#### TASK DESCRIPTION
Copy the lines holding the word "IMPRESSORA", all of them.

#### RECORDS SHOWN

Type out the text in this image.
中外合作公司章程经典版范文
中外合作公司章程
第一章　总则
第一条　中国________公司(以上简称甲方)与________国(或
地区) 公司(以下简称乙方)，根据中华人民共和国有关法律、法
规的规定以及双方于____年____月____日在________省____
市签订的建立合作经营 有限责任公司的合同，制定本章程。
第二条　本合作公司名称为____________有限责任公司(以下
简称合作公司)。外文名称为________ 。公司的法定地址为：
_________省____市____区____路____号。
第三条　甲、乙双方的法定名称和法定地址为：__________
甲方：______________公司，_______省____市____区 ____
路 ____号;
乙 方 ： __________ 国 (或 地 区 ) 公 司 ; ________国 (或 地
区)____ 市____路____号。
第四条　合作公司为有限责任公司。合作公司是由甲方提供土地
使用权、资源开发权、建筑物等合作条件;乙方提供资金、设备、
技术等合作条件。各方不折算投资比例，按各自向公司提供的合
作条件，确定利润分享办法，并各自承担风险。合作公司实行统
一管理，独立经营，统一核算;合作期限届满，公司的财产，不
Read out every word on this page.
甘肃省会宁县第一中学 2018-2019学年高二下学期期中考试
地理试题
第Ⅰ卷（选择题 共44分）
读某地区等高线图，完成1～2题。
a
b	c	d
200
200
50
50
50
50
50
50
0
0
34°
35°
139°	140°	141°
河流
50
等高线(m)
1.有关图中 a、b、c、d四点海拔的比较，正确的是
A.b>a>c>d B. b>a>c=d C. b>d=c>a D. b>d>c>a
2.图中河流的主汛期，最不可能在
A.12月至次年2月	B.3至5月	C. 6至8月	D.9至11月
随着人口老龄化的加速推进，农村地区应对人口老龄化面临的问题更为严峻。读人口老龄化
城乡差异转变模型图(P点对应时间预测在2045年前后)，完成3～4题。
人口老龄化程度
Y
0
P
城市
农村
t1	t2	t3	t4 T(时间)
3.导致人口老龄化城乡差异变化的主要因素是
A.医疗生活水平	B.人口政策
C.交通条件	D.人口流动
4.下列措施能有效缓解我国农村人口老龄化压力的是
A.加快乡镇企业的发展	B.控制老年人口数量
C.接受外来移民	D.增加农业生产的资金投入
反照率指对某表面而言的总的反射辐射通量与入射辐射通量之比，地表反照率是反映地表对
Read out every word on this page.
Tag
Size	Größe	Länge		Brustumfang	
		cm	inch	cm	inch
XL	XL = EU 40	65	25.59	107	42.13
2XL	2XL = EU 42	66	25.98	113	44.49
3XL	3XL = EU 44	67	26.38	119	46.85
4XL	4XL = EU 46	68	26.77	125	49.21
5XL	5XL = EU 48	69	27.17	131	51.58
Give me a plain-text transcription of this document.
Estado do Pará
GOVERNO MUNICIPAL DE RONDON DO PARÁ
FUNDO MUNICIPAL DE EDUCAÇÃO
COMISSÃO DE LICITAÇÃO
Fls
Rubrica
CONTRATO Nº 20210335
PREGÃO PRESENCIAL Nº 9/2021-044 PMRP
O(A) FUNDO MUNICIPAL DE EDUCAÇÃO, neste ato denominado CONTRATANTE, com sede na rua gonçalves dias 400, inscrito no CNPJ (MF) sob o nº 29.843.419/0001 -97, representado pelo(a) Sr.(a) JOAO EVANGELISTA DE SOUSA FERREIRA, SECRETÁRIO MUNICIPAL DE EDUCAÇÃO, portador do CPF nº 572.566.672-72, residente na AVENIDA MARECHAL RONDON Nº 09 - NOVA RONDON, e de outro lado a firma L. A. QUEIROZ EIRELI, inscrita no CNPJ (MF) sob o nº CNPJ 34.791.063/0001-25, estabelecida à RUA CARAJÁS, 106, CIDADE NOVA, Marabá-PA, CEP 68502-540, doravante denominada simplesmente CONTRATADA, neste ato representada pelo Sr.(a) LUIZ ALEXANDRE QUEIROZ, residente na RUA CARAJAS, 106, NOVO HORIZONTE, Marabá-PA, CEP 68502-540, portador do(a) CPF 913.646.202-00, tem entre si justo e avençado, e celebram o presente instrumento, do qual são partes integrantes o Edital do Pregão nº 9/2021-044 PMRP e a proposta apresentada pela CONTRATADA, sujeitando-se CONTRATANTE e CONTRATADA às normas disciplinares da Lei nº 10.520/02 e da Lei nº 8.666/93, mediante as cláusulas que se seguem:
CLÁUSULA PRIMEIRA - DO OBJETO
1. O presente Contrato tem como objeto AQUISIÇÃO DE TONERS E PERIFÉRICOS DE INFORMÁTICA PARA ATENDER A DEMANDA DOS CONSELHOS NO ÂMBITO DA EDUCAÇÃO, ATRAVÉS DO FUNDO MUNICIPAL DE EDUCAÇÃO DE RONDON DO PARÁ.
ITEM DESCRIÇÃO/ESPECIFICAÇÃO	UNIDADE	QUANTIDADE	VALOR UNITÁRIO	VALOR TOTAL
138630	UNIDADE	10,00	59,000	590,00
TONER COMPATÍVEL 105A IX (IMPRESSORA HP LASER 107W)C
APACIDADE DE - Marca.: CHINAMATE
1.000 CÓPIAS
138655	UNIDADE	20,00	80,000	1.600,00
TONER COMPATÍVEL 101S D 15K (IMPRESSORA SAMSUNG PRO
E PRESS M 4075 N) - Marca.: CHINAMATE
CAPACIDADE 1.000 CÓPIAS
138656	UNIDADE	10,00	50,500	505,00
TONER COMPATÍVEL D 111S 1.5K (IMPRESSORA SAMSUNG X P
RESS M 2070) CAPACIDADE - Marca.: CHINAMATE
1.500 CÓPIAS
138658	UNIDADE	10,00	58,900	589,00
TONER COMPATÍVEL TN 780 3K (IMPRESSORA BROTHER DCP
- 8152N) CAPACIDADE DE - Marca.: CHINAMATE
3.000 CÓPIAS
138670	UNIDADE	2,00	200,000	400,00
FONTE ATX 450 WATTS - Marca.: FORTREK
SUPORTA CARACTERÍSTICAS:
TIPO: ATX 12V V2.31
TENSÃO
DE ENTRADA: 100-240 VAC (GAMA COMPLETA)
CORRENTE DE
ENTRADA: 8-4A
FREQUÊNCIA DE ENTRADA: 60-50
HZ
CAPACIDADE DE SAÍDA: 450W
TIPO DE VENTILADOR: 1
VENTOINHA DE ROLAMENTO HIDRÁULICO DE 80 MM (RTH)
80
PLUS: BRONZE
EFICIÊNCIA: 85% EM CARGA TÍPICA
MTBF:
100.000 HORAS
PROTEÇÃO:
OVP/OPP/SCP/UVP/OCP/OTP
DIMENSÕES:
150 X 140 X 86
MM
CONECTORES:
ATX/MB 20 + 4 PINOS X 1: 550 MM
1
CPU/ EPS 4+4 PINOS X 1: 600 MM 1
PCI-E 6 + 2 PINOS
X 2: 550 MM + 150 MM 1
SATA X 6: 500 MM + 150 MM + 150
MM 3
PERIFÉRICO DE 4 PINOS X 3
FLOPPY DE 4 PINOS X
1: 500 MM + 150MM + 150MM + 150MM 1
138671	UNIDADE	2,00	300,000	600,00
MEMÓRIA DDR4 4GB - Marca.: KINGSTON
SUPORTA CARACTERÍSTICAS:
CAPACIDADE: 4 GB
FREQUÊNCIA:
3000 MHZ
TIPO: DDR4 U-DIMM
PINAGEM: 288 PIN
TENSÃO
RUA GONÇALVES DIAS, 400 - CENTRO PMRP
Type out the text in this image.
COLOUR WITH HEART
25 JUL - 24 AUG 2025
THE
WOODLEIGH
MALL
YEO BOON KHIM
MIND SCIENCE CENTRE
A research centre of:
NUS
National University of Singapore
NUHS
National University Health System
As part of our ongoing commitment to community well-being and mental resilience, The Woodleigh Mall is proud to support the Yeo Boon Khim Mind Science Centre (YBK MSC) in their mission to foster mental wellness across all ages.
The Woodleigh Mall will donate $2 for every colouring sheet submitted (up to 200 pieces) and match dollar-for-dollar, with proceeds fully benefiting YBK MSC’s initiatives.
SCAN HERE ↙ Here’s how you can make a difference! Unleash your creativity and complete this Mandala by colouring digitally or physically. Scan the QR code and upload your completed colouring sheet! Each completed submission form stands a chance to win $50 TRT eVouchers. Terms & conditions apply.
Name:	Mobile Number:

#### FINISHED ANSWER
TONER COMPATÍVEL 105A IX (IMPRESSORA HP LASER 107W)C
TONER COMPATÍVEL 101S D 15K (IMPRESSORA SAMSUNG PRO
TONER COMPATÍVEL D 111S 1.5K (IMPRESSORA SAMSUNG X P
TONER COMPATÍVEL TN 780 3K (IMPRESSORA BROTHER DCP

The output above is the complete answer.